-- start Excerpted records --

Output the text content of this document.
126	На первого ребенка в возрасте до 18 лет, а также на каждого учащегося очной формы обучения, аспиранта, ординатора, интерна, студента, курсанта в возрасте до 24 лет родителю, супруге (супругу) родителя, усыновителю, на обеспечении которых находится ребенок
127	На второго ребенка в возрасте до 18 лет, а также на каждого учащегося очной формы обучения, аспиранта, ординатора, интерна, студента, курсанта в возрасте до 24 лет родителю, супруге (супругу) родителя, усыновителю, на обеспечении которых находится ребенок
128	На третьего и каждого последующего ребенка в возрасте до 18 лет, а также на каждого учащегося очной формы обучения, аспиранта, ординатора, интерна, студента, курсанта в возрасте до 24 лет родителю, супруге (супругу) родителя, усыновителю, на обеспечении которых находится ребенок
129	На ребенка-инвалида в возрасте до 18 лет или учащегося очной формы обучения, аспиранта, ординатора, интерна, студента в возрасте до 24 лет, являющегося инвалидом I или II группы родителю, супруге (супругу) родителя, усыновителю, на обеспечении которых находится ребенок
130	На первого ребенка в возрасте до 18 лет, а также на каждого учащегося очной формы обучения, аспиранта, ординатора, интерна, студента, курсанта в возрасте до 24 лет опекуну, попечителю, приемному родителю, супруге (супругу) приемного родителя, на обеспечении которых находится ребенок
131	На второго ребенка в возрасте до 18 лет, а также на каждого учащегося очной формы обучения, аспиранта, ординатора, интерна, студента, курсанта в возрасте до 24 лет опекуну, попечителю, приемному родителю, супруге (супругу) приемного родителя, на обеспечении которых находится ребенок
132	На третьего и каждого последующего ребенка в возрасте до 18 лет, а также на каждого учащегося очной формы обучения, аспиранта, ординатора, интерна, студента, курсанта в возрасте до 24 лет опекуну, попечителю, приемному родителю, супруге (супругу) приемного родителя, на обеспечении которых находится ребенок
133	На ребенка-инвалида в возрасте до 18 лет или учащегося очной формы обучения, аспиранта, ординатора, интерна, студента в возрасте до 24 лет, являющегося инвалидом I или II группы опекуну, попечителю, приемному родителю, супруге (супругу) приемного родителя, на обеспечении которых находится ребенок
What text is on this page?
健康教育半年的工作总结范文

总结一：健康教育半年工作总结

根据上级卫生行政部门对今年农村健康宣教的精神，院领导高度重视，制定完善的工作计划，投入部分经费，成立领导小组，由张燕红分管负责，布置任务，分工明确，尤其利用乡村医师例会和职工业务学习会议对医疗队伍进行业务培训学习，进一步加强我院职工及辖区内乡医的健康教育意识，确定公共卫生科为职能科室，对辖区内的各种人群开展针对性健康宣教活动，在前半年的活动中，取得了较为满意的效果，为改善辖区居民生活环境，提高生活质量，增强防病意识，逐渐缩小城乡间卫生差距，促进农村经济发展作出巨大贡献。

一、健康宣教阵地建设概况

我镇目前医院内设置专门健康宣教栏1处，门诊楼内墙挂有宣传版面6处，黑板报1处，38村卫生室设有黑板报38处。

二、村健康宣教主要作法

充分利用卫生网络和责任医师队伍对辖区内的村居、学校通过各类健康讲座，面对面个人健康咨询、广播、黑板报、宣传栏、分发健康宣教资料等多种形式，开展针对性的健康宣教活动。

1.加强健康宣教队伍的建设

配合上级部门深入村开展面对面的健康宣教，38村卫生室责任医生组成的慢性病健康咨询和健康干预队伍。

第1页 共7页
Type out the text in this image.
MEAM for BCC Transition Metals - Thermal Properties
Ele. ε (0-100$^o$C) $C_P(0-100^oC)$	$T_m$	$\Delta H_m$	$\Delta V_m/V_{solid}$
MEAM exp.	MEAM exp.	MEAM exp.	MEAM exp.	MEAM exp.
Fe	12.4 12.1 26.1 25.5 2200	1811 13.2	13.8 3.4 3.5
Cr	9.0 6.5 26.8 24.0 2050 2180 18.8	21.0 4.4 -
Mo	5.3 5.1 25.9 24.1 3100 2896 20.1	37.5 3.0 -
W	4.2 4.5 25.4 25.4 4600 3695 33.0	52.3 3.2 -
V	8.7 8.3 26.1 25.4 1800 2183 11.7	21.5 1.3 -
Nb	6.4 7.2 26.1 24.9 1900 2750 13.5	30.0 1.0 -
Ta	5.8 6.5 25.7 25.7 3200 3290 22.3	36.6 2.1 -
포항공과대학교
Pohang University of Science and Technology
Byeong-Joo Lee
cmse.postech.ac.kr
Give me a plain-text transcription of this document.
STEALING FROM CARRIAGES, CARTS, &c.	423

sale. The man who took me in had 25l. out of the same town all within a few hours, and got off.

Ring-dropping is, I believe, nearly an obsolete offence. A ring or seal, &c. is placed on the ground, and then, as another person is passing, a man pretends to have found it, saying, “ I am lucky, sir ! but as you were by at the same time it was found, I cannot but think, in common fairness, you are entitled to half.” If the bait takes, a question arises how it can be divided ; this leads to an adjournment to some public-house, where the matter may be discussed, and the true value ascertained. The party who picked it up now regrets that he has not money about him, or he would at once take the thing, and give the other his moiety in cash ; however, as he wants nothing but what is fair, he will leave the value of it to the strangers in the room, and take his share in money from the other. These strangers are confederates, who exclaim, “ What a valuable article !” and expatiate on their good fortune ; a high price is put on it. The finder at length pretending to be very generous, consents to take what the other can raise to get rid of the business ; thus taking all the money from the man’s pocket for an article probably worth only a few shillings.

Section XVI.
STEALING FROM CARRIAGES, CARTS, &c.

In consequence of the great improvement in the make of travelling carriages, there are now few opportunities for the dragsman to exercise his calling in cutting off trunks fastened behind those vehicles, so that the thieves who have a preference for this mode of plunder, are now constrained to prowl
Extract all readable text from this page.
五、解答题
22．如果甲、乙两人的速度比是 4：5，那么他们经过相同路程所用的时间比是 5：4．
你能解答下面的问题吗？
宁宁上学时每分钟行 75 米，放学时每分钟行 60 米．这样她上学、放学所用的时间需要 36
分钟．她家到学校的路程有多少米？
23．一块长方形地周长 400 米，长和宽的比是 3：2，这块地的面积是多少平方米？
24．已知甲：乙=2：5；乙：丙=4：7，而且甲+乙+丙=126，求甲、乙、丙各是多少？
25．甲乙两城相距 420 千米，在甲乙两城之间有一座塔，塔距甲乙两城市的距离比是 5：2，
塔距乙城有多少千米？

-- end Excerpted records --

- [Objective]: Give back the whole listing, word for word.

- [Completed exercise]:
Output the text content of this document.
126	На первого ребенка в возрасте до 18 лет, а также на каждого учащегося очной формы обучения, аспиранта, ординатора, интерна, студента, курсанта в возрасте до 24 лет родителю, супруге (супругу) родителя, усыновителю, на обеспечении которых находится ребенок
127	На второго ребенка в возрасте до 18 лет, а также на каждого учащегося очной формы обучения, аспиранта, ординатора, интерна, студента, курсанта в возрасте до 24 лет родителю, супруге (супругу) родителя, усыновителю, на обеспечении которых находится ребенок
128	На третьего и каждого последующего ребенка в возрасте до 18 лет, а также на каждого учащегося очной формы обучения, аспиранта, ординатора, интерна, студента, курсанта в возрасте до 24 лет родителю, супруге (супругу) родителя, усыновителю, на обеспечении которых находится ребенок
129	На ребенка-инвалида в возрасте до 18 лет или учащегося очной формы обучения, аспиранта, ординатора, интерна, студента в возрасте до 24 лет, являющегося инвалидом I или II группы родителю, супруге (супругу) родителя, усыновителю, на обеспечении которых находится ребенок
130	На первого ребенка в возрасте до 18 лет, а также на каждого учащегося очной формы обучения, аспиранта, ординатора, интерна, студента, курсанта в возрасте до 24 лет опекуну, попечителю, приемному родителю, супруге (супругу) приемного родителя, на обеспечении которых находится ребенок
131	На второго ребенка в возрасте до 18 лет, а также на каждого учащегося очной формы обучения, аспиранта, ординатора, интерна, студента, курсанта в возрасте до 24 лет опекуну, попечителю, приемному родителю, супруге (супругу) приемного родителя, на обеспечении которых находится ребенок
132	На третьего и каждого последующего ребенка в возрасте до 18 лет, а также на каждого учащегося очной формы обучения, аспиранта, ординатора, интерна, студента, курсанта в возрасте до 24 лет опекуну, попечителю, приемному родителю, супруге (супругу) приемного родителя, на обеспечении которых находится ребенок
133	На ребенка-инвалида в возрасте до 18 лет или учащегося очной формы обучения, аспиранта, ординатора, интерна, студента в возрасте до 24 лет, являющегося инвалидом I или II группы опекуну, попечителю, приемному родителю, супруге (супругу) приемного родителя, на обеспечении которых находится ребенок
What text is on this page?
健康教育半年的工作总结范文

总结一：健康教育半年工作总结

根据上级卫生行政部门对今年农村健康宣教的精神，院领导高度重视，制定完善的工作计划，投入部分经费，成立领导小组，由张燕红分管负责，布置任务，分工明确，尤其利用乡村医师例会和职工业务学习会议对医疗队伍进行业务培训学习，进一步加强我院职工及辖区内乡医的健康教育意识，确定公共卫生科为职能科室，对辖区内的各种人群开展针对性健康宣教活动，在前半年的活动中，取得了较为满意的效果，为改善辖区居民生活环境，提高生活质量，增强防病意识，逐渐缩小城乡间卫生差距，促进农村经济发展作出巨大贡献。

一、健康宣教阵地建设概况

我镇目前医院内设置专门健康宣教栏1处，门诊楼内墙挂有宣传版面6处，黑板报1处，38村卫生室设有黑板报38处。

二、村健康宣教主要作法

充分利用卫生网络和责任医师队伍对辖区内的村居、学校通过各类健康讲座，面对面个人健康咨询、广播、黑板报、宣传栏、分发健康宣教资料等多种形式，开展针对性的健康宣教活动。

1.加强健康宣教队伍的建设

配合上级部门深入村开展面对面的健康宣教，38村卫生室责任医生组成的慢性病健康咨询和健康干预队伍。

第1页 共7页
Type out the text in this image.
MEAM for BCC Transition Metals - Thermal Properties
Ele. ε (0-100$^o$C) $C_P(0-100^oC)$	$T_m$	$\Delta H_m$	$\Delta V_m/V_{solid}$
MEAM exp.	MEAM exp.	MEAM exp.	MEAM exp.	MEAM exp.
Fe	12.4 12.1 26.1 25.5 2200	1811 13.2	13.8 3.4 3.5
Cr	9.0 6.5 26.8 24.0 2050 2180 18.8	21.0 4.4 -
Mo	5.3 5.1 25.9 24.1 3100 2896 20.1	37.5 3.0 -
W	4.2 4.5 25.4 25.4 4600 3695 33.0	52.3 3.2 -
V	8.7 8.3 26.1 25.4 1800 2183 11.7	21.5 1.3 -
Nb	6.4 7.2 26.1 24.9 1900 2750 13.5	30.0 1.0 -
Ta	5.8 6.5 25.7 25.7 3200 3290 22.3	36.6 2.1 -
포항공과대학교
Pohang University of Science and Technology
Byeong-Joo Lee
cmse.postech.ac.kr
Give me a plain-text transcription of this document.
STEALING FROM CARRIAGES, CARTS, &c.	423

sale. The man who took me in had 25l. out of the same town all within a few hours, and got off.

Ring-dropping is, I believe, nearly an obsolete offence. A ring or seal, &c. is placed on the ground, and then, as another person is passing, a man pretends to have found it, saying, “ I am lucky, sir ! but as you were by at the same time it was found, I cannot but think, in common fairness, you are entitled to half.” If the bait takes, a question arises how it can be divided ; this leads to an adjournment to some public-house, where the matter may be discussed, and the true value ascertained. The party who picked it up now regrets that he has not money about him, or he would at once take the thing, and give the other his moiety in cash ; however, as he wants nothing but what is fair, he will leave the value of it to the strangers in the room, and take his share in money from the other. These strangers are confederates, who exclaim, “ What a valuable article !” and expatiate on their good fortune ; a high price is put on it. The finder at length pretending to be very generous, consents to take what the other can raise to get rid of the business ; thus taking all the money from the man’s pocket for an article probably worth only a few shillings.

Section XVI.
STEALING FROM CARRIAGES, CARTS, &c.

In consequence of the great improvement in the make of travelling carriages, there are now few opportunities for the dragsman to exercise his calling in cutting off trunks fastened behind those vehicles, so that the thieves who have a preference for this mode of plunder, are now constrained to prowl
Extract all readable text from this page.
五、解答题
22．如果甲、乙两人的速度比是 4：5，那么他们经过相同路程所用的时间比是 5：4．
你能解答下面的问题吗？
宁宁上学时每分钟行 75 米，放学时每分钟行 60 米．这样她上学、放学所用的时间需要 36
分钟．她家到学校的路程有多少米？
23．一块长方形地周长 400 米，长和宽的比是 3：2，这块地的面积是多少平方米？
24．已知甲：乙=2：5；乙：丙=4：7，而且甲+乙+丙=126，求甲、乙、丙各是多少？
25．甲乙两城相距 420 千米，在甲乙两城之间有一座塔，塔距甲乙两城市的距离比是 5：2，
塔距乙城有多少千米？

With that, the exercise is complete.